INPUT DATA:
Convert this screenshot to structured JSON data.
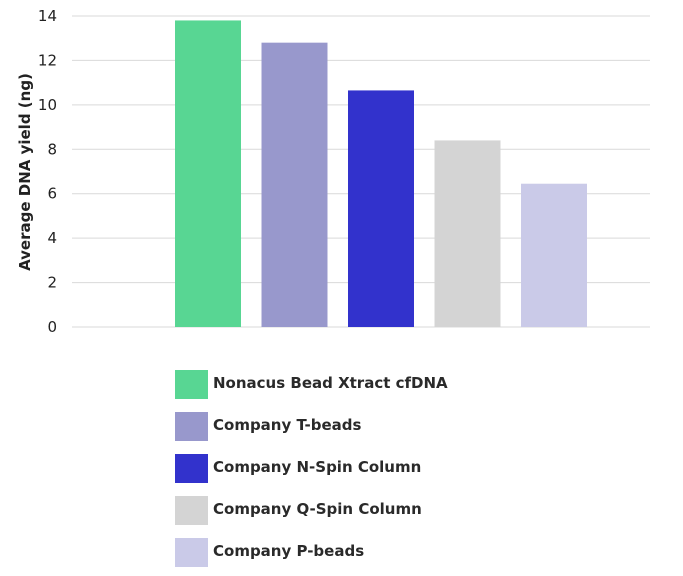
{
  "chart_data": {
    "type": "bar",
    "categories": [
      "Nonacus Bead Xtract cfDNA",
      "Company T-beads",
      "Company N-Spin Column",
      "Company Q-Spin Column",
      "Company P-beads"
    ],
    "values": [
      13.8,
      12.8,
      10.65,
      8.4,
      6.45
    ],
    "colors": [
      "#58d693",
      "#9898cc",
      "#3232cc",
      "#d4d4d4",
      "#cacae8"
    ],
    "title": "",
    "xlabel": "",
    "ylabel": "Average DNA yield (ng)",
    "ylim": [
      0,
      14
    ],
    "yticks": [
      0,
      2,
      4,
      6,
      8,
      10,
      12,
      14
    ],
    "grid": true,
    "legend_position": "bottom"
  }
}
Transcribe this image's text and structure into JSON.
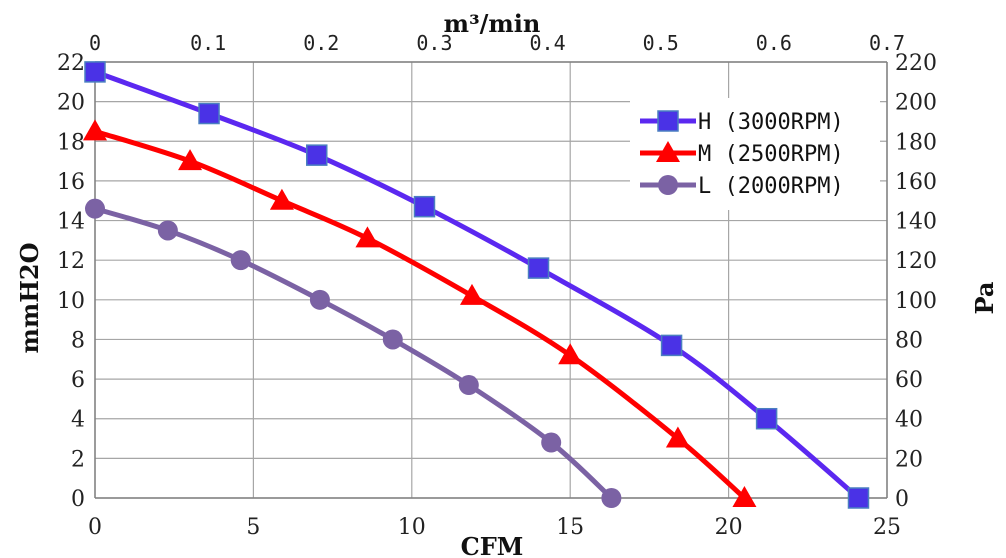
{
  "chart_data": {
    "type": "line",
    "xlabel": "CFM",
    "ylabel": "mmH2O",
    "x2label": "m³/min",
    "y2label": "Pa",
    "xlim": [
      0,
      25
    ],
    "ylim": [
      0,
      22
    ],
    "x2lim": [
      0,
      0.7
    ],
    "y2lim": [
      0,
      220
    ],
    "x_ticks": [
      "0",
      "5",
      "10",
      "15",
      "20",
      "25"
    ],
    "y_ticks": [
      "0",
      "2",
      "4",
      "6",
      "8",
      "10",
      "12",
      "14",
      "16",
      "18",
      "20",
      "22"
    ],
    "x2_ticks": [
      "0",
      "0.1",
      "0.2",
      "0.3",
      "0.4",
      "0.5",
      "0.6",
      "0.7"
    ],
    "y2_ticks": [
      "0",
      "20",
      "40",
      "60",
      "80",
      "100",
      "120",
      "140",
      "160",
      "180",
      "200",
      "220"
    ],
    "grid": true,
    "legend_position": "top-right",
    "series": [
      {
        "name": "H (3000RPM)",
        "color": "#5b28f0",
        "marker_color": "#4a32e6",
        "marker": "square",
        "x": [
          0,
          3.6,
          7.0,
          10.4,
          14.0,
          18.2,
          21.2,
          24.1
        ],
        "y": [
          21.5,
          19.4,
          17.3,
          14.7,
          11.6,
          7.7,
          4.0,
          0
        ]
      },
      {
        "name": "M (2500RPM)",
        "color": "#ff0000",
        "marker_color": "#ff0000",
        "marker": "triangle",
        "x": [
          0,
          3.0,
          5.9,
          8.6,
          11.9,
          15.0,
          18.4,
          20.5
        ],
        "y": [
          18.5,
          17.0,
          15.0,
          13.1,
          10.2,
          7.2,
          3.0,
          0
        ]
      },
      {
        "name": "L (2000RPM)",
        "color": "#7b62a4",
        "marker_color": "#7b62a4",
        "marker": "circle",
        "x": [
          0,
          2.3,
          4.6,
          7.1,
          9.4,
          11.8,
          14.4,
          16.3
        ],
        "y": [
          14.6,
          13.5,
          12.0,
          10.0,
          8.0,
          5.7,
          2.8,
          0
        ]
      }
    ]
  }
}
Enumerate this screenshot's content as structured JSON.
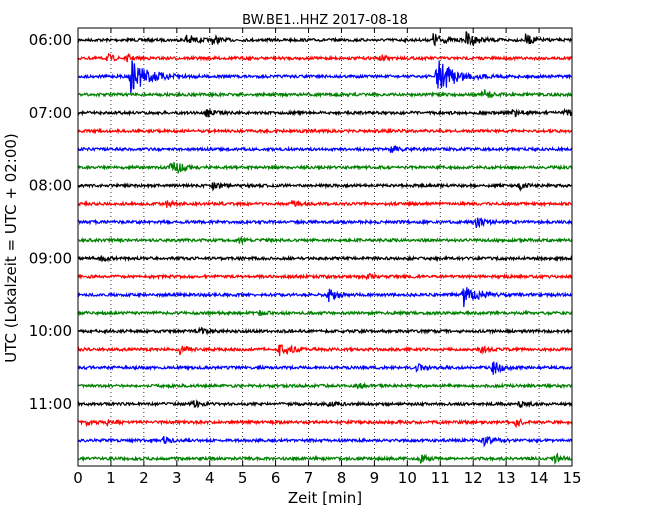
{
  "chart_data": {
    "type": "line",
    "title": "BW.BE1..HHZ 2017-08-18",
    "xlabel": "Zeit  [min]",
    "ylabel": "UTC (Lokalzeit = UTC + 02:00)",
    "xlim": [
      0,
      15
    ],
    "x_ticks": [
      0,
      1,
      2,
      3,
      4,
      5,
      6,
      7,
      8,
      9,
      10,
      11,
      12,
      13,
      14,
      15
    ],
    "y_ticks": [
      "06:00",
      "07:00",
      "08:00",
      "09:00",
      "10:00",
      "11:00"
    ],
    "grid": "vertical dotted",
    "row_interval_minutes": 15,
    "row_colors": [
      "#000000",
      "#ff0000",
      "#0000ff",
      "#008000"
    ],
    "rows": [
      {
        "start": "06:00",
        "events": [
          [
            3.3,
            0.7
          ],
          [
            4.1,
            0.5
          ],
          [
            10.8,
            0.8
          ],
          [
            11.8,
            0.9
          ],
          [
            13.6,
            0.6
          ]
        ]
      },
      {
        "start": "06:15",
        "events": [
          [
            0.9,
            0.4
          ],
          [
            1.5,
            0.3
          ],
          [
            9.2,
            0.3
          ]
        ]
      },
      {
        "start": "06:30",
        "events": [
          [
            1.6,
            2.0
          ],
          [
            10.9,
            2.0
          ]
        ]
      },
      {
        "start": "06:45",
        "events": [
          [
            12.3,
            0.6
          ]
        ]
      },
      {
        "start": "07:00",
        "events": [
          [
            3.9,
            0.5
          ],
          [
            13.2,
            0.5
          ],
          [
            14.8,
            0.5
          ]
        ]
      },
      {
        "start": "07:15",
        "events": []
      },
      {
        "start": "07:30",
        "events": [
          [
            9.5,
            0.5
          ]
        ]
      },
      {
        "start": "07:45",
        "events": [
          [
            2.8,
            1.0
          ]
        ]
      },
      {
        "start": "08:00",
        "events": [
          [
            4.1,
            0.4
          ],
          [
            13.4,
            0.4
          ]
        ]
      },
      {
        "start": "08:15",
        "events": [
          [
            2.7,
            0.3
          ],
          [
            6.5,
            0.3
          ]
        ]
      },
      {
        "start": "08:30",
        "events": [
          [
            12.1,
            0.7
          ]
        ]
      },
      {
        "start": "08:45",
        "events": [
          [
            4.9,
            0.3
          ]
        ]
      },
      {
        "start": "09:00",
        "events": [
          [
            0.7,
            0.3
          ]
        ]
      },
      {
        "start": "09:15",
        "events": [
          [
            8.8,
            0.3
          ]
        ]
      },
      {
        "start": "09:30",
        "events": [
          [
            7.6,
            0.7
          ],
          [
            11.7,
            1.4
          ]
        ]
      },
      {
        "start": "09:45",
        "events": [
          [
            5.5,
            0.3
          ]
        ]
      },
      {
        "start": "10:00",
        "events": [
          [
            3.7,
            0.4
          ]
        ]
      },
      {
        "start": "10:15",
        "events": [
          [
            3.1,
            0.5
          ],
          [
            6.1,
            0.9
          ],
          [
            12.2,
            0.4
          ]
        ]
      },
      {
        "start": "10:30",
        "events": [
          [
            10.3,
            0.4
          ],
          [
            12.6,
            0.7
          ]
        ]
      },
      {
        "start": "10:45",
        "events": [
          [
            8.5,
            0.3
          ]
        ]
      },
      {
        "start": "11:00",
        "events": [
          [
            3.5,
            0.4
          ],
          [
            7.6,
            0.4
          ],
          [
            13.4,
            0.4
          ]
        ]
      },
      {
        "start": "11:15",
        "events": [
          [
            0.2,
            0.4
          ],
          [
            0.9,
            0.4
          ],
          [
            13.3,
            0.4
          ]
        ]
      },
      {
        "start": "11:30",
        "events": [
          [
            2.6,
            0.4
          ],
          [
            12.3,
            0.7
          ]
        ]
      },
      {
        "start": "11:45",
        "events": [
          [
            10.4,
            0.4
          ],
          [
            14.5,
            0.5
          ]
        ]
      }
    ]
  }
}
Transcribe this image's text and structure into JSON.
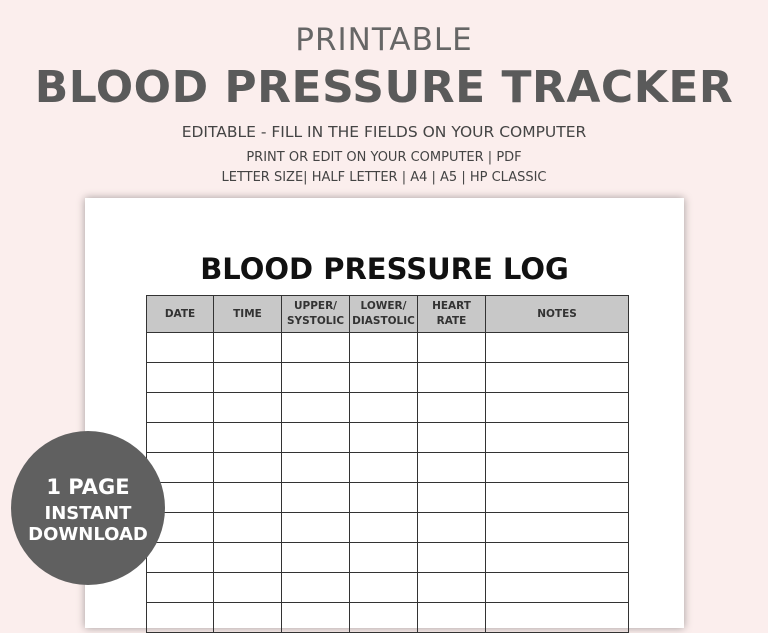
{
  "header": {
    "subtitle": "PRINTABLE",
    "title": "BLOOD PRESSURE TRACKER",
    "tagline": "EDITABLE - FILL IN THE FIELDS ON YOUR COMPUTER",
    "line1": "PRINT OR EDIT ON YOUR COMPUTER | PDF",
    "line2": "LETTER SIZE| HALF LETTER | A4 | A5 | HP CLASSIC"
  },
  "sheet": {
    "title": "BLOOD PRESSURE LOG",
    "columns": [
      {
        "line1": "DATE",
        "line2": ""
      },
      {
        "line1": "TIME",
        "line2": ""
      },
      {
        "line1": "UPPER/",
        "line2": "SYSTOLIC"
      },
      {
        "line1": "LOWER/",
        "line2": "DIASTOLIC"
      },
      {
        "line1": "HEART",
        "line2": "RATE"
      },
      {
        "line1": "NOTES",
        "line2": ""
      }
    ]
  },
  "badge": {
    "line1": "1 PAGE",
    "line2": "INSTANT",
    "line3": "DOWNLOAD"
  },
  "colors": {
    "background": "#fbeeed",
    "badge": "#606060",
    "header_cell": "#c8c8c8"
  }
}
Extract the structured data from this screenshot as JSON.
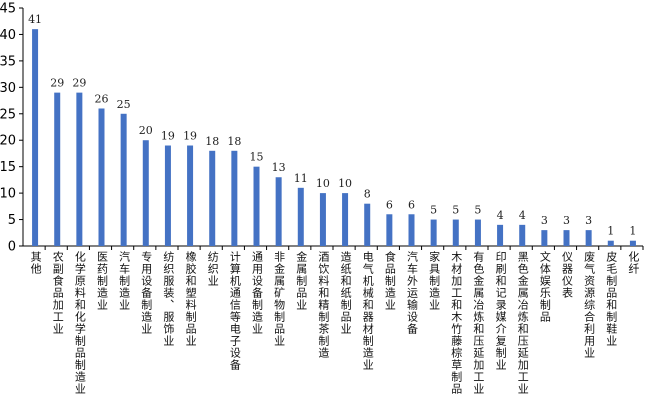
{
  "chart_data": {
    "type": "bar",
    "categories": [
      "其他",
      "农副食品加工业",
      "化学原料和化学制品制造业",
      "医药制造业",
      "汽车制造业",
      "专用设备制造业",
      "纺织服装、服饰业",
      "橡胶和塑料制品业",
      "纺织业",
      "计算机通信等电子设备",
      "通用设备制造业",
      "非金属矿物制品业",
      "金属制品业",
      "酒饮料和精制茶制造",
      "造纸和纸制品业",
      "电气机械和器材制造业",
      "食品制造业",
      "汽车外运输设备",
      "家具制造业",
      "木材加工和木竹藤棕草制品",
      "有色金属冶炼和压延加工业",
      "印刷和记录媒介复制业",
      "黑色金属冶炼和压延加工业",
      "文体娱乐制品",
      "仪器仪表",
      "废气资源综合利用业",
      "皮毛制品和制鞋业",
      "化纤"
    ],
    "values": [
      41,
      29,
      29,
      26,
      25,
      20,
      19,
      19,
      18,
      18,
      15,
      13,
      11,
      10,
      10,
      8,
      6,
      6,
      5,
      5,
      5,
      4,
      4,
      3,
      3,
      3,
      1,
      1
    ],
    "ylim": [
      0,
      45
    ],
    "yticks": [
      0,
      5,
      10,
      15,
      20,
      25,
      30,
      35,
      40,
      45
    ],
    "data_labels": true,
    "grid": false,
    "bar_color": "#4472C4"
  }
}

INSTRUCTIONS TO FOLLOW: Begin with the line that contains "Extract the structured" and copy every line through the end of the listing, exactly as written, both ends included. Pictures are not part of the copy.

THE SOLUTION:
Extract the structured data from this screenshot as JSON.
{
  "chart_data": {
    "type": "bar",
    "categories": [
      "其他",
      "农副食品加工业",
      "化学原料和化学制品制造业",
      "医药制造业",
      "汽车制造业",
      "专用设备制造业",
      "纺织服装、服饰业",
      "橡胶和塑料制品业",
      "纺织业",
      "计算机通信等电子设备",
      "通用设备制造业",
      "非金属矿物制品业",
      "金属制品业",
      "酒饮料和精制茶制造",
      "造纸和纸制品业",
      "电气机械和器材制造业",
      "食品制造业",
      "汽车外运输设备",
      "家具制造业",
      "木材加工和木竹藤棕草制品",
      "有色金属冶炼和压延加工业",
      "印刷和记录媒介复制业",
      "黑色金属冶炼和压延加工业",
      "文体娱乐制品",
      "仪器仪表",
      "废气资源综合利用业",
      "皮毛制品和制鞋业",
      "化纤"
    ],
    "values": [
      41,
      29,
      29,
      26,
      25,
      20,
      19,
      19,
      18,
      18,
      15,
      13,
      11,
      10,
      10,
      8,
      6,
      6,
      5,
      5,
      5,
      4,
      4,
      3,
      3,
      3,
      1,
      1
    ],
    "ylim": [
      0,
      45
    ],
    "yticks": [
      0,
      5,
      10,
      15,
      20,
      25,
      30,
      35,
      40,
      45
    ],
    "data_labels": true,
    "grid": false,
    "bar_color": "#4472C4"
  }
}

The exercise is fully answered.